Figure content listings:
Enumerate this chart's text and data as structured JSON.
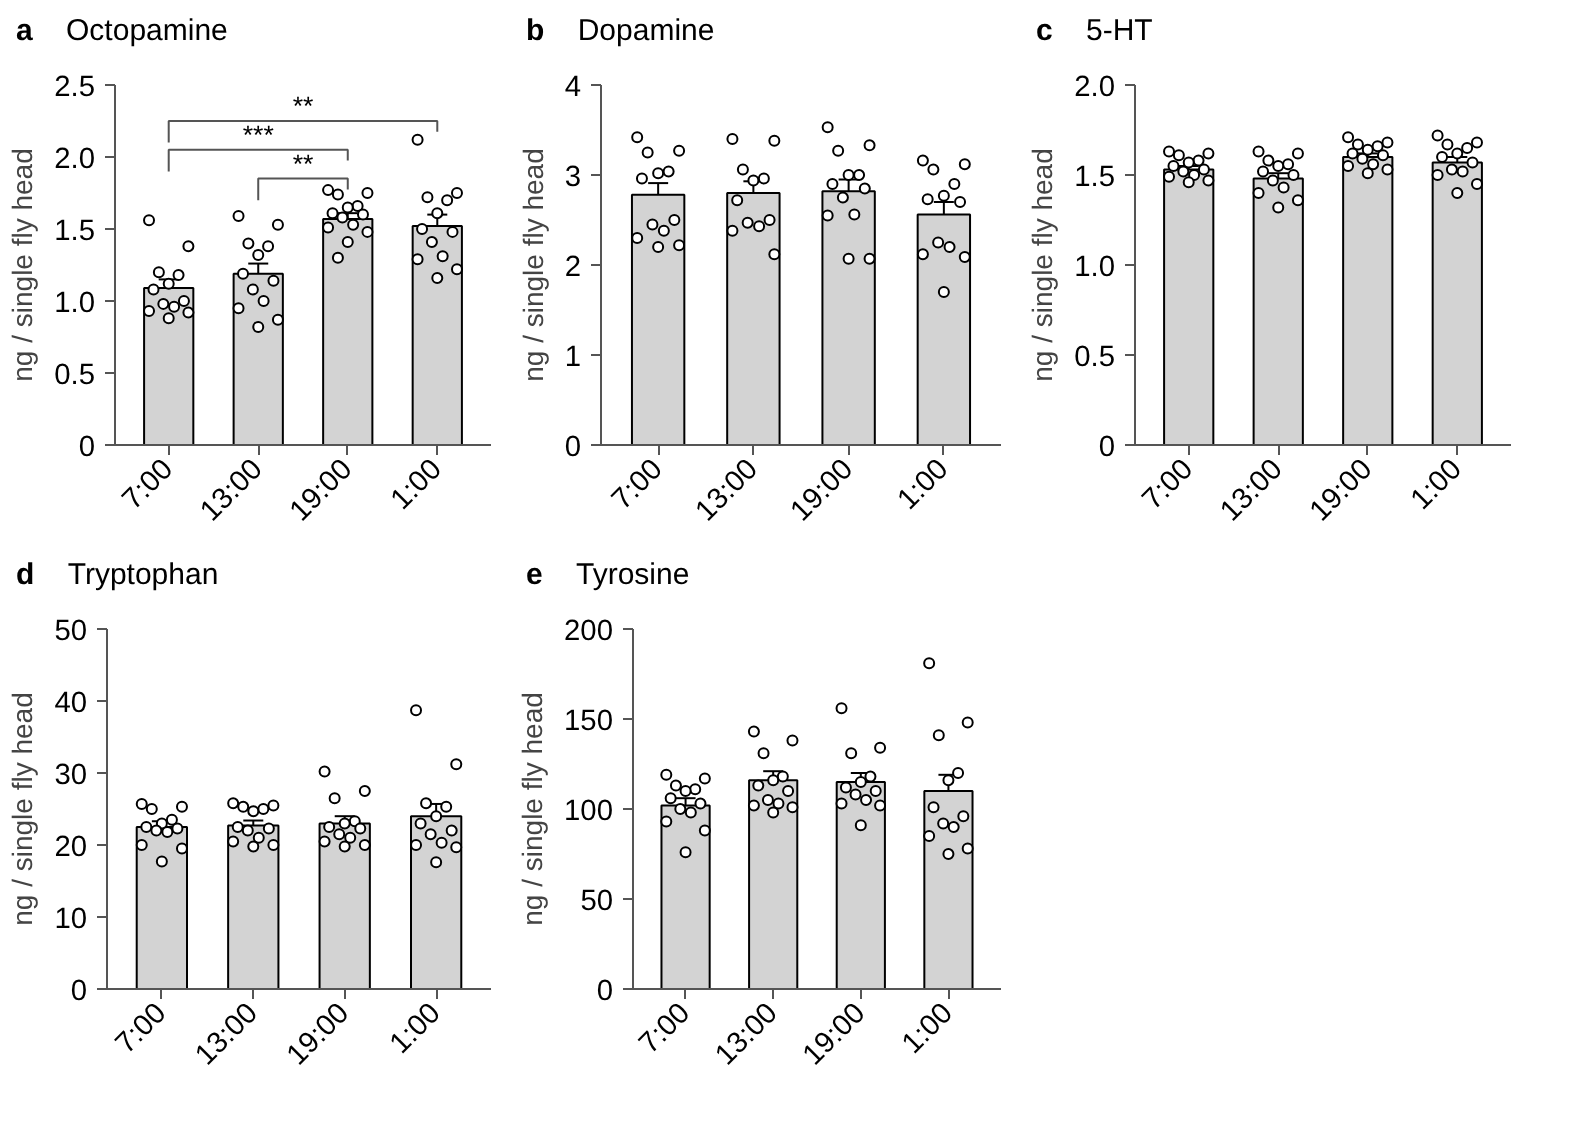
{
  "chart_data": [
    {
      "type": "bar",
      "title": "a",
      "subtitle": "Octopamine",
      "ylabel": "ng / single fly head",
      "categories": [
        "7:00",
        "13:00",
        "19:00",
        "1:00"
      ],
      "ylim": [
        0,
        2.5
      ],
      "yticks": [
        0,
        {
          "value": 0.5,
          "label": "0.5"
        },
        {
          "value": 1,
          "label": "1.0"
        },
        {
          "value": 1.5,
          "label": "1.5"
        },
        {
          "value": 2,
          "label": "2.0"
        },
        {
          "value": 2.5,
          "label": "2.5"
        }
      ],
      "grid": false,
      "annotations": [
        "**",
        "***",
        "**"
      ],
      "series": [
        {
          "color": "#d3d3d3",
          "values": [
            1.09,
            1.19,
            1.57,
            1.52
          ],
          "errors": [
            0.06,
            0.07,
            0.04,
            0.08
          ]
        },
        {
          "type": "scatter",
          "marker": "circle",
          "color": "#000000",
          "x": [
            "7:00",
            "7:00",
            "7:00",
            "7:00",
            "7:00",
            "7:00",
            "7:00",
            "7:00",
            "7:00",
            "7:00",
            "7:00",
            "7:00",
            "13:00",
            "13:00",
            "13:00",
            "13:00",
            "13:00",
            "13:00",
            "13:00",
            "13:00",
            "13:00",
            "13:00",
            "13:00",
            "13:00",
            "19:00",
            "19:00",
            "19:00",
            "19:00",
            "19:00",
            "19:00",
            "19:00",
            "19:00",
            "19:00",
            "19:00",
            "19:00",
            "19:00",
            "19:00",
            "1:00",
            "1:00",
            "1:00",
            "1:00",
            "1:00",
            "1:00",
            "1:00",
            "1:00",
            "1:00",
            "1:00",
            "1:00",
            "1:00"
          ],
          "values": [
            1.56,
            1.38,
            1.2,
            1.18,
            1.12,
            1.08,
            1.0,
            0.98,
            0.96,
            0.93,
            0.92,
            0.88,
            1.59,
            1.53,
            1.4,
            1.38,
            1.32,
            1.19,
            1.14,
            1.08,
            1.0,
            0.95,
            0.87,
            0.82,
            1.77,
            1.75,
            1.74,
            1.66,
            1.65,
            1.61,
            1.6,
            1.58,
            1.53,
            1.51,
            1.48,
            1.41,
            1.3,
            2.12,
            1.75,
            1.72,
            1.7,
            1.61,
            1.5,
            1.48,
            1.41,
            1.31,
            1.29,
            1.22,
            1.16
          ]
        }
      ]
    },
    {
      "type": "bar",
      "title": "b",
      "subtitle": "Dopamine",
      "ylabel": "ng / single fly head",
      "categories": [
        "7:00",
        "13:00",
        "19:00",
        "1:00"
      ],
      "ylim": [
        0,
        4
      ],
      "yticks": [
        0,
        1,
        2,
        3,
        4
      ],
      "grid": false,
      "series": [
        {
          "color": "#d3d3d3",
          "values": [
            2.78,
            2.8,
            2.82,
            2.56
          ],
          "errors": [
            0.13,
            0.13,
            0.13,
            0.14
          ]
        },
        {
          "type": "scatter",
          "marker": "circle",
          "color": "#000000",
          "x": [
            "7:00",
            "7:00",
            "7:00",
            "7:00",
            "7:00",
            "7:00",
            "7:00",
            "7:00",
            "7:00",
            "7:00",
            "7:00",
            "7:00",
            "13:00",
            "13:00",
            "13:00",
            "13:00",
            "13:00",
            "13:00",
            "13:00",
            "13:00",
            "13:00",
            "13:00",
            "13:00",
            "19:00",
            "19:00",
            "19:00",
            "19:00",
            "19:00",
            "19:00",
            "19:00",
            "19:00",
            "19:00",
            "19:00",
            "19:00",
            "19:00",
            "1:00",
            "1:00",
            "1:00",
            "1:00",
            "1:00",
            "1:00",
            "1:00",
            "1:00",
            "1:00",
            "1:00",
            "1:00",
            "1:00"
          ],
          "values": [
            3.42,
            3.27,
            3.25,
            3.04,
            3.02,
            2.96,
            2.5,
            2.45,
            2.38,
            2.3,
            2.22,
            2.2,
            3.4,
            3.38,
            3.06,
            2.96,
            2.94,
            2.72,
            2.5,
            2.47,
            2.43,
            2.38,
            2.12,
            3.53,
            3.33,
            3.27,
            3.0,
            3.0,
            2.9,
            2.85,
            2.75,
            2.56,
            2.55,
            2.07,
            2.07,
            3.16,
            3.12,
            3.06,
            2.9,
            2.77,
            2.73,
            2.7,
            2.25,
            2.2,
            2.12,
            2.09,
            1.7
          ]
        }
      ]
    },
    {
      "type": "bar",
      "title": "c",
      "subtitle": "5-HT",
      "ylabel": "ng / single fly head",
      "categories": [
        "7:00",
        "13:00",
        "19:00",
        "1:00"
      ],
      "ylim": [
        0,
        2
      ],
      "yticks": [
        0,
        {
          "value": 0.5,
          "label": "0.5"
        },
        {
          "value": 1,
          "label": "1.0"
        },
        {
          "value": 1.5,
          "label": "1.5"
        },
        {
          "value": 2,
          "label": "2.0"
        }
      ],
      "grid": false,
      "series": [
        {
          "color": "#d3d3d3",
          "values": [
            1.53,
            1.48,
            1.6,
            1.57
          ],
          "errors": [
            0.02,
            0.03,
            0.02,
            0.03
          ]
        },
        {
          "type": "scatter",
          "marker": "circle",
          "color": "#000000",
          "x": [
            "7:00",
            "7:00",
            "7:00",
            "7:00",
            "7:00",
            "7:00",
            "7:00",
            "7:00",
            "7:00",
            "7:00",
            "7:00",
            "7:00",
            "13:00",
            "13:00",
            "13:00",
            "13:00",
            "13:00",
            "13:00",
            "13:00",
            "13:00",
            "13:00",
            "13:00",
            "13:00",
            "13:00",
            "19:00",
            "19:00",
            "19:00",
            "19:00",
            "19:00",
            "19:00",
            "19:00",
            "19:00",
            "19:00",
            "19:00",
            "19:00",
            "19:00",
            "1:00",
            "1:00",
            "1:00",
            "1:00",
            "1:00",
            "1:00",
            "1:00",
            "1:00",
            "1:00",
            "1:00",
            "1:00",
            "1:00"
          ],
          "values": [
            1.63,
            1.62,
            1.61,
            1.58,
            1.57,
            1.55,
            1.53,
            1.52,
            1.5,
            1.49,
            1.47,
            1.46,
            1.63,
            1.62,
            1.58,
            1.56,
            1.55,
            1.52,
            1.5,
            1.47,
            1.43,
            1.4,
            1.36,
            1.32,
            1.71,
            1.68,
            1.67,
            1.66,
            1.64,
            1.62,
            1.61,
            1.59,
            1.56,
            1.55,
            1.53,
            1.51,
            1.72,
            1.68,
            1.67,
            1.65,
            1.62,
            1.6,
            1.57,
            1.53,
            1.52,
            1.5,
            1.45,
            1.4
          ]
        }
      ]
    },
    {
      "type": "bar",
      "title": "d",
      "subtitle": "Tryptophan",
      "ylabel": "ng / single fly head",
      "categories": [
        "7:00",
        "13:00",
        "19:00",
        "1:00"
      ],
      "ylim": [
        0,
        50
      ],
      "yticks": [
        0,
        10,
        20,
        30,
        40,
        50
      ],
      "grid": false,
      "series": [
        {
          "color": "#d3d3d3",
          "values": [
            22.5,
            22.7,
            23.0,
            24.0
          ],
          "errors": [
            0.8,
            0.7,
            1.0,
            1.7
          ]
        },
        {
          "type": "scatter",
          "marker": "circle",
          "color": "#000000",
          "x": [
            "7:00",
            "7:00",
            "7:00",
            "7:00",
            "7:00",
            "7:00",
            "7:00",
            "7:00",
            "7:00",
            "7:00",
            "7:00",
            "7:00",
            "13:00",
            "13:00",
            "13:00",
            "13:00",
            "13:00",
            "13:00",
            "13:00",
            "13:00",
            "13:00",
            "13:00",
            "13:00",
            "13:00",
            "19:00",
            "19:00",
            "19:00",
            "19:00",
            "19:00",
            "19:00",
            "19:00",
            "19:00",
            "19:00",
            "19:00",
            "19:00",
            "19:00",
            "1:00",
            "1:00",
            "1:00",
            "1:00",
            "1:00",
            "1:00",
            "1:00",
            "1:00",
            "1:00",
            "1:00",
            "1:00",
            "1:00"
          ],
          "values": [
            25.7,
            25.3,
            25.0,
            23.5,
            23.0,
            22.5,
            22.3,
            22.0,
            21.8,
            20.0,
            19.5,
            17.7,
            25.8,
            25.5,
            25.3,
            25.0,
            24.7,
            22.5,
            22.3,
            22.0,
            21.0,
            20.5,
            20.0,
            19.8,
            30.2,
            27.5,
            26.5,
            23.3,
            23.0,
            22.5,
            22.3,
            21.5,
            21.0,
            20.5,
            20.0,
            19.8,
            38.7,
            31.2,
            25.8,
            25.3,
            24.0,
            23.0,
            22.0,
            21.5,
            20.3,
            20.0,
            19.7,
            17.6
          ]
        }
      ]
    },
    {
      "type": "bar",
      "title": "e",
      "subtitle": "Tyrosine",
      "ylabel": "ng / single fly head",
      "categories": [
        "7:00",
        "13:00",
        "19:00",
        "1:00"
      ],
      "ylim": [
        0,
        200
      ],
      "yticks": [
        0,
        50,
        100,
        150,
        200
      ],
      "grid": false,
      "series": [
        {
          "color": "#d3d3d3",
          "values": [
            102,
            116,
            115,
            110
          ],
          "errors": [
            4,
            5,
            5,
            9
          ]
        },
        {
          "type": "scatter",
          "marker": "circle",
          "color": "#000000",
          "x": [
            "7:00",
            "7:00",
            "7:00",
            "7:00",
            "7:00",
            "7:00",
            "7:00",
            "7:00",
            "7:00",
            "7:00",
            "7:00",
            "7:00",
            "13:00",
            "13:00",
            "13:00",
            "13:00",
            "13:00",
            "13:00",
            "13:00",
            "13:00",
            "13:00",
            "13:00",
            "13:00",
            "13:00",
            "19:00",
            "19:00",
            "19:00",
            "19:00",
            "19:00",
            "19:00",
            "19:00",
            "19:00",
            "19:00",
            "19:00",
            "19:00",
            "19:00",
            "1:00",
            "1:00",
            "1:00",
            "1:00",
            "1:00",
            "1:00",
            "1:00",
            "1:00",
            "1:00",
            "1:00",
            "1:00",
            "1:00"
          ],
          "values": [
            119,
            117,
            113,
            111,
            110,
            106,
            103,
            100,
            98,
            93,
            88,
            76,
            143,
            138,
            131,
            118,
            116,
            113,
            110,
            105,
            103,
            102,
            101,
            98,
            156,
            134,
            131,
            118,
            115,
            112,
            110,
            108,
            105,
            103,
            102,
            91,
            181,
            148,
            141,
            120,
            116,
            101,
            96,
            92,
            90,
            85,
            78,
            75
          ]
        }
      ]
    }
  ]
}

# What the task requires
Go through the records. Copy each line where "subtitle" appears.

# Full output
      "subtitle": "Octopamine",
      "subtitle": "Dopamine",
      "subtitle": "5-HT",
      "subtitle": "Tryptophan",
      "subtitle": "Tyrosine",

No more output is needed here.